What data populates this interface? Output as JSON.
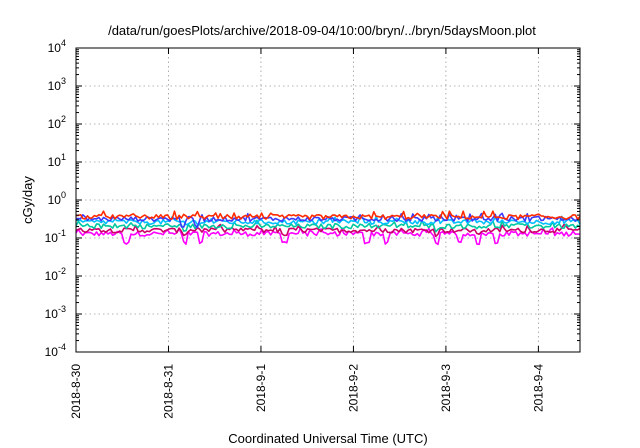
{
  "chart_data": {
    "type": "line",
    "title": "/data/run/goesPlots/archive/2018-09-04/10:00/bryn/../bryn/5daysMoon.plot",
    "xlabel": "Coordinated Universal Time (UTC)",
    "ylabel": "cGy/day",
    "yscale": "log",
    "ylim": [
      0.0001,
      10000
    ],
    "xlim": [
      0,
      5.45
    ],
    "grid": true,
    "y_ticks": [
      {
        "base": "10",
        "exp": "-4",
        "value": 0.0001
      },
      {
        "base": "10",
        "exp": "-3",
        "value": 0.001
      },
      {
        "base": "10",
        "exp": "-2",
        "value": 0.01
      },
      {
        "base": "10",
        "exp": "-1",
        "value": 0.1
      },
      {
        "base": "10",
        "exp": "0",
        "value": 1
      },
      {
        "base": "10",
        "exp": "1",
        "value": 10
      },
      {
        "base": "10",
        "exp": "2",
        "value": 100
      },
      {
        "base": "10",
        "exp": "3",
        "value": 1000
      },
      {
        "base": "10",
        "exp": "4",
        "value": 10000
      }
    ],
    "x_ticks": [
      {
        "label": "2018-8-30",
        "value": 0
      },
      {
        "label": "2018-8-31",
        "value": 1
      },
      {
        "label": "2018-9-1",
        "value": 2
      },
      {
        "label": "2018-9-2",
        "value": 3
      },
      {
        "label": "2018-9-3",
        "value": 4
      },
      {
        "label": "2018-9-4",
        "value": 5
      }
    ],
    "series": [
      {
        "color": "#ff00ff",
        "base": 0.13,
        "dips": [
          0.55,
          1.18,
          1.35,
          2.25,
          3.15,
          3.35,
          3.9,
          4.15,
          4.35,
          4.55
        ],
        "dip_to": 0.075
      },
      {
        "color": "#cc0066",
        "base": 0.16,
        "dips": [
          1.18,
          2.25,
          3.9,
          4.35
        ],
        "dip_to": 0.12
      },
      {
        "color": "#00c8a0",
        "base": 0.205,
        "dips": [
          1.18,
          3.9
        ],
        "dip_to": 0.16
      },
      {
        "color": "#00bfff",
        "base": 0.265,
        "dips": [
          1.2
        ],
        "dip_to": 0.22
      },
      {
        "color": "#3a3aff",
        "base": 0.32,
        "dips": [
          1.15,
          1.3
        ],
        "dip_to": 0.2
      },
      {
        "color": "#ff2a00",
        "base": 0.36,
        "dips": [],
        "dip_to": 0.3
      }
    ]
  }
}
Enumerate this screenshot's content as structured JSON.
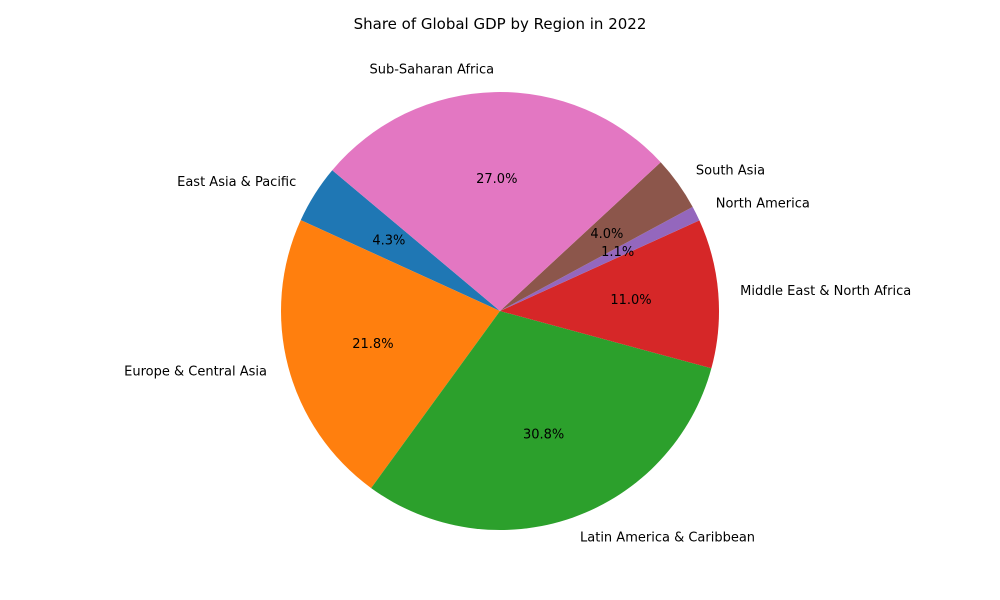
{
  "chart_data": {
    "type": "pie",
    "title": "Share of Global GDP by Region in 2022",
    "start_angle_deg": 140,
    "direction": "counterclockwise",
    "slices": [
      {
        "label": "East Asia & Pacific",
        "value": 4.3,
        "pct_label": "4.3%",
        "color": "#1f77b4"
      },
      {
        "label": "Europe & Central Asia",
        "value": 21.8,
        "pct_label": "21.8%",
        "color": "#ff7f0e"
      },
      {
        "label": "Latin America & Caribbean",
        "value": 30.8,
        "pct_label": "30.8%",
        "color": "#2ca02c"
      },
      {
        "label": "Middle East & North Africa",
        "value": 11.0,
        "pct_label": "11.0%",
        "color": "#d62728"
      },
      {
        "label": "North America",
        "value": 1.1,
        "pct_label": "1.1%",
        "color": "#9467bd"
      },
      {
        "label": "South Asia",
        "value": 4.0,
        "pct_label": "4.0%",
        "color": "#8c564b"
      },
      {
        "label": "Sub-Saharan Africa",
        "value": 27.0,
        "pct_label": "27.0%",
        "color": "#e377c2"
      }
    ]
  }
}
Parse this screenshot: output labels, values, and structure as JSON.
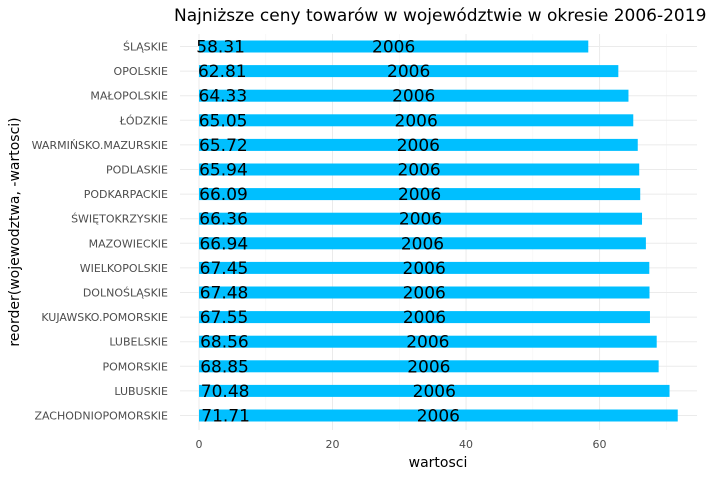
{
  "chart_data": {
    "type": "bar",
    "orientation": "horizontal",
    "title": "Najniższe ceny towarów w województwie w okresie 2006-2019",
    "xlabel": "wartosci",
    "ylabel": "reorder(wojewodztwa, -wartosci)",
    "xlim": [
      0,
      72
    ],
    "xticks": [
      0,
      20,
      40,
      60
    ],
    "bar_color": "#00BFFF",
    "grid": true,
    "categories": [
      "ŚLĄSKIE",
      "OPOLSKIE",
      "MAŁOPOLSKIE",
      "ŁÓDZKIE",
      "WARMIŃSKO.MAZURSKIE",
      "PODLASKIE",
      "PODKARPACKIE",
      "ŚWIĘTOKRZYSKIE",
      "MAZOWIECKIE",
      "WIELKOPOLSKIE",
      "DOLNOŚLĄSKIE",
      "KUJAWSKO.POMORSKIE",
      "LUBELSKIE",
      "POMORSKIE",
      "LUBUSKIE",
      "ZACHODNIOPOMORSKIE"
    ],
    "values": [
      58.31,
      62.81,
      64.33,
      65.05,
      65.72,
      65.94,
      66.09,
      66.36,
      66.94,
      67.45,
      67.48,
      67.55,
      68.56,
      68.85,
      70.48,
      71.71
    ],
    "value_labels": [
      "58.31",
      "62.81",
      "64.33",
      "65.05",
      "65.72",
      "65.94",
      "66.09",
      "66.36",
      "66.94",
      "67.45",
      "67.48",
      "67.55",
      "68.56",
      "68.85",
      "70.48",
      "71.71"
    ],
    "year_label": "2006"
  }
}
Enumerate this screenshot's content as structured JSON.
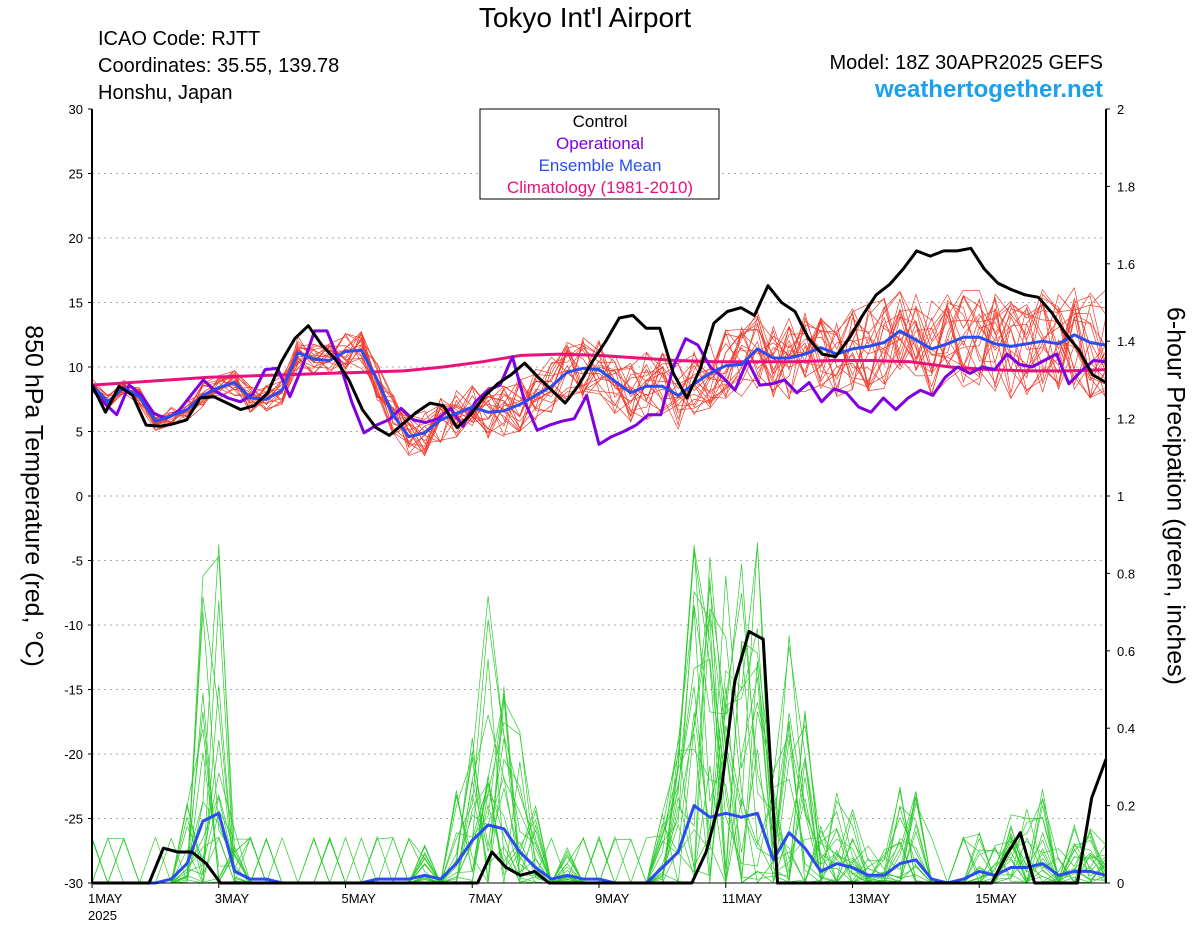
{
  "header": {
    "title": "Tokyo Int'l Airport",
    "icao": "ICAO Code: RJTT",
    "coords": "Coordinates: 35.55, 139.78",
    "region": "Honshu, Japan",
    "model": "Model: 18Z 30APR2025 GEFS",
    "site": "weathertogether.net"
  },
  "chart_data": {
    "type": "line",
    "title": "Tokyo Int'l Airport",
    "ylabel_left": "850 hPa Temperature (red, °C)",
    "ylabel_right": "6-hour Precipation (green, inches)",
    "ylim_left": [
      -30,
      30
    ],
    "ylim_right": [
      0,
      2
    ],
    "xlim_days": [
      1.0,
      17.0
    ],
    "x_ticks": [
      {
        "label": "1MAY",
        "day": 1
      },
      {
        "label": "3MAY",
        "day": 3
      },
      {
        "label": "5MAY",
        "day": 5
      },
      {
        "label": "7MAY",
        "day": 7
      },
      {
        "label": "9MAY",
        "day": 9
      },
      {
        "label": "11MAY",
        "day": 11
      },
      {
        "label": "13MAY",
        "day": 13
      },
      {
        "label": "15MAY",
        "day": 15
      }
    ],
    "year_label": "2025",
    "y_ticks_left": [
      "30",
      "25",
      "20",
      "15",
      "10",
      "5",
      "0",
      "-5",
      "-10",
      "-15",
      "-20",
      "-25",
      "-30"
    ],
    "y_ticks_right": [
      "2",
      "1.8",
      "1.6",
      "1.4",
      "1.2",
      "1",
      "0.8",
      "0.6",
      "0.4",
      "0.2",
      "0"
    ],
    "grid": true,
    "legend": [
      {
        "name": "Control",
        "color": "#000000"
      },
      {
        "name": "Operational",
        "color": "#8000e0"
      },
      {
        "name": "Ensemble Mean",
        "color": "#2a4cf0"
      },
      {
        "name": "Climatology (1981-2010)",
        "color": "#e8127a"
      }
    ],
    "legend_position": "top-center",
    "series": [
      {
        "name": "Control",
        "axis": "left",
        "color": "#000000",
        "values": [
          8.6,
          6.5,
          8.5,
          7.8,
          5.5,
          5.4,
          5.6,
          5.9,
          7.6,
          7.7,
          7.2,
          6.7,
          7.0,
          8.0,
          10.4,
          12.2,
          13.2,
          11.7,
          10.6,
          9.0,
          6.7,
          5.3,
          4.7,
          5.6,
          6.5,
          7.2,
          7.0,
          5.3,
          6.3,
          7.7,
          8.7,
          9.4,
          10.3,
          9.2,
          8.2,
          7.2,
          8.6,
          10.4,
          12.0,
          13.8,
          14.0,
          13.0,
          13.0,
          9.5,
          7.6,
          9.9,
          13.4,
          14.3,
          14.6,
          14.0,
          16.3,
          15.0,
          14.3,
          12.2,
          11.0,
          10.8,
          12.2,
          14.0,
          15.6,
          16.4,
          17.6,
          19.0,
          18.6,
          19.0,
          19.0,
          19.2,
          17.6,
          16.5,
          16.0,
          15.6,
          15.4,
          14.2,
          12.6,
          11.3,
          9.4,
          8.8
        ]
      },
      {
        "name": "Operational",
        "axis": "left",
        "color": "#8000e0",
        "values": [
          8.3,
          7.2,
          6.3,
          8.6,
          7.8,
          6.4,
          6.0,
          6.6,
          7.8,
          9.0,
          8.1,
          7.6,
          7.3,
          7.9,
          9.8,
          9.9,
          7.7,
          10.0,
          12.8,
          12.8,
          10.4,
          7.3,
          4.9,
          5.5,
          5.9,
          6.8,
          5.9,
          5.7,
          6.0,
          6.8,
          5.4,
          7.3,
          8.2,
          8.6,
          10.8,
          7.3,
          5.1,
          5.5,
          5.8,
          6.0,
          7.8,
          4.0,
          4.6,
          5.0,
          5.5,
          6.3,
          6.3,
          10.0,
          12.2,
          11.7,
          10.0,
          9.2,
          8.2,
          10.5,
          8.6,
          8.7,
          9.0,
          8.0,
          8.8,
          7.3,
          8.3,
          8.0,
          6.9,
          6.5,
          7.6,
          6.7,
          7.6,
          8.2,
          7.8,
          9.2,
          10.0,
          9.5,
          10.0,
          9.8,
          11.0,
          10.2,
          10.0,
          10.5,
          11.0,
          8.7,
          9.7,
          10.5,
          10.4
        ]
      },
      {
        "name": "Ensemble Mean",
        "axis": "left",
        "color": "#2a4cf0",
        "values": [
          8.6,
          7.3,
          8.4,
          7.7,
          5.8,
          6.2,
          6.7,
          7.8,
          8.4,
          8.8,
          7.6,
          7.5,
          8.2,
          11.1,
          10.6,
          10.5,
          11.2,
          11.3,
          9.0,
          6.3,
          4.6,
          4.9,
          5.9,
          6.4,
          6.9,
          6.5,
          6.6,
          7.1,
          7.8,
          8.5,
          9.6,
          9.9,
          9.8,
          8.9,
          8.0,
          8.5,
          8.5,
          7.8,
          8.7,
          9.5,
          10.1,
          10.2,
          11.4,
          10.7,
          10.7,
          11.0,
          11.5,
          11.0,
          11.4,
          11.6,
          11.9,
          12.8,
          12.1,
          11.4,
          11.8,
          12.3,
          12.3,
          11.8,
          11.6,
          11.8,
          12.0,
          11.8,
          12.5,
          11.9,
          11.7
        ]
      },
      {
        "name": "Climatology (1981-2010)",
        "axis": "left",
        "color": "#e8127a",
        "values": [
          8.6,
          8.8,
          9.0,
          9.2,
          9.3,
          9.4,
          9.5,
          9.6,
          9.7,
          10.0,
          10.4,
          10.9,
          11.0,
          10.9,
          10.7,
          10.5,
          10.4,
          10.4,
          10.4,
          10.5,
          10.5,
          10.4,
          10.0,
          9.8,
          9.7,
          9.7,
          9.8
        ]
      },
      {
        "name": "Control precip",
        "axis": "right",
        "color": "#000000",
        "values": [
          0,
          0,
          0,
          0,
          0,
          0.09,
          0.08,
          0.08,
          0.05,
          0,
          0,
          0,
          0,
          0,
          0,
          0,
          0,
          0,
          0,
          0,
          0,
          0,
          0,
          0,
          0,
          0,
          0,
          0,
          0.08,
          0.04,
          0.02,
          0.03,
          0,
          0,
          0,
          0,
          0,
          0,
          0,
          0,
          0,
          0,
          0,
          0.08,
          0.22,
          0.52,
          0.65,
          0.63,
          0,
          0,
          0,
          0,
          0,
          0,
          0,
          0,
          0,
          0,
          0,
          0,
          0,
          0,
          0,
          0,
          0.07,
          0.13,
          0,
          0,
          0,
          0,
          0.22,
          0.32
        ]
      },
      {
        "name": "Ensemble Mean precip",
        "axis": "right",
        "color": "#2a4cf0",
        "values": [
          0,
          0,
          0,
          0,
          0,
          0.01,
          0.05,
          0.16,
          0.18,
          0.03,
          0.01,
          0.01,
          0,
          0,
          0,
          0,
          0,
          0,
          0.01,
          0.01,
          0.01,
          0.02,
          0.01,
          0.05,
          0.11,
          0.15,
          0.14,
          0.08,
          0.04,
          0.01,
          0.02,
          0.01,
          0.01,
          0,
          0,
          0,
          0.04,
          0.08,
          0.2,
          0.17,
          0.18,
          0.17,
          0.18,
          0.06,
          0.13,
          0.09,
          0.03,
          0.05,
          0.04,
          0.02,
          0.02,
          0.05,
          0.06,
          0.01,
          0,
          0.01,
          0.03,
          0.02,
          0.04,
          0.04,
          0.05,
          0.02,
          0.03,
          0.03,
          0.02
        ]
      }
    ]
  },
  "colors": {
    "ensemble_temp": "#f03a2a",
    "ensemble_precip": "#2ccc2c",
    "grid": "#aaaaaa",
    "site_link": "#1ba0ef"
  }
}
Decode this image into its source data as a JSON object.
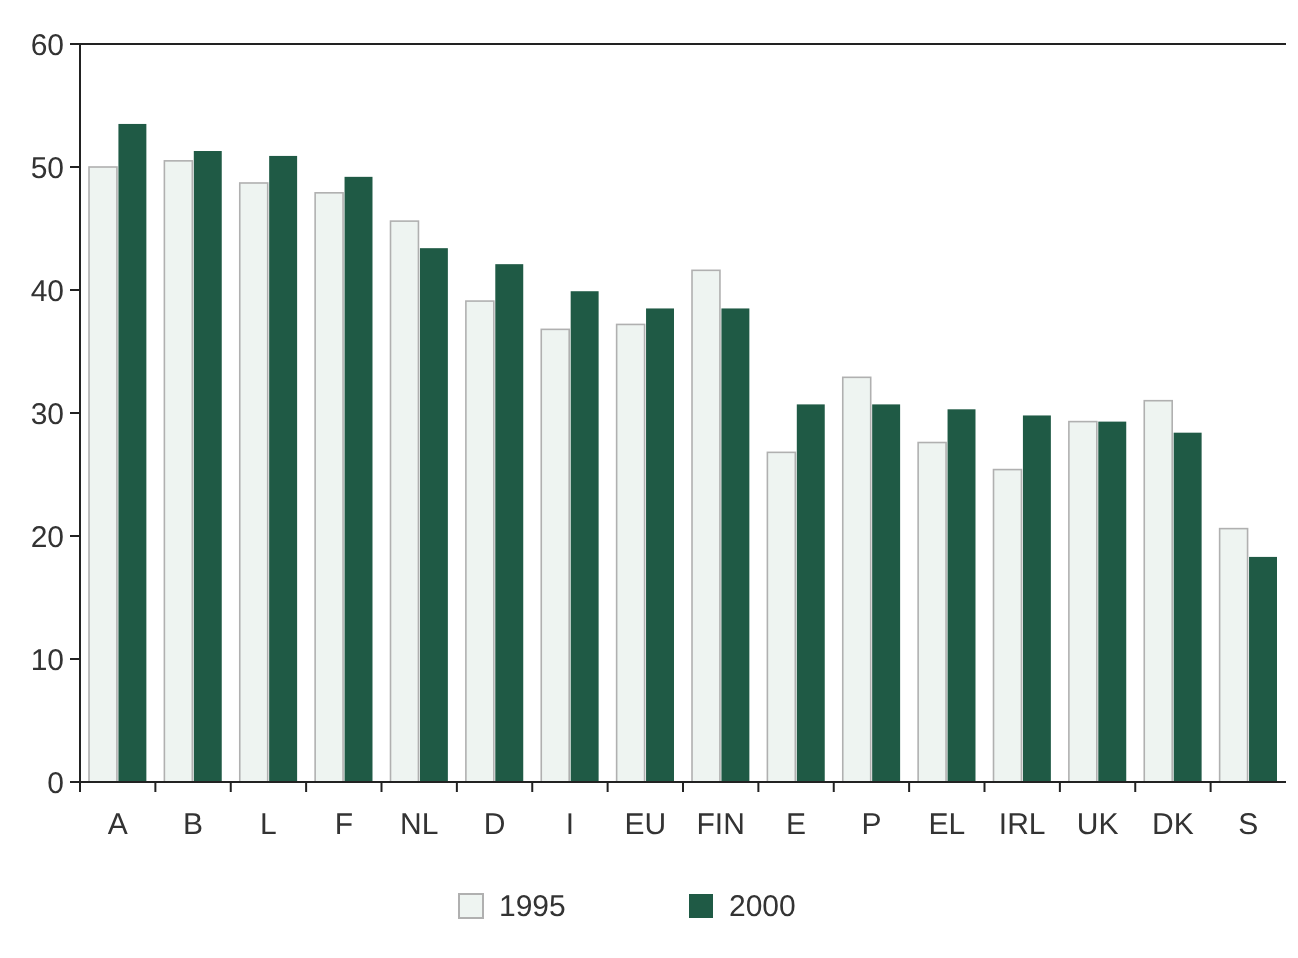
{
  "chart_data": {
    "type": "bar",
    "categories": [
      "A",
      "B",
      "L",
      "F",
      "NL",
      "D",
      "I",
      "EU",
      "FIN",
      "E",
      "P",
      "EL",
      "IRL",
      "UK",
      "DK",
      "S"
    ],
    "series": [
      {
        "name": "1995",
        "color": "#eef4f1",
        "values": [
          50,
          50.5,
          48.7,
          47.9,
          45.6,
          39.1,
          36.8,
          37.2,
          41.6,
          26.8,
          32.9,
          27.6,
          25.4,
          29.3,
          31.0,
          20.6
        ]
      },
      {
        "name": "2000",
        "color": "#1f5a45",
        "values": [
          53.5,
          51.3,
          50.9,
          49.2,
          43.4,
          42.1,
          39.9,
          38.5,
          38.5,
          30.7,
          30.7,
          30.3,
          29.8,
          29.3,
          28.4,
          18.3
        ]
      }
    ],
    "ylim": [
      0,
      60
    ],
    "yticks": [
      0,
      10,
      20,
      30,
      40,
      50,
      60
    ],
    "grid": false,
    "legend": "bottom"
  }
}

_____

In the records above, how many lines hold the string "Asia"? Reply with only the number.

SOLUTION FOR THIS PROBLEM | 3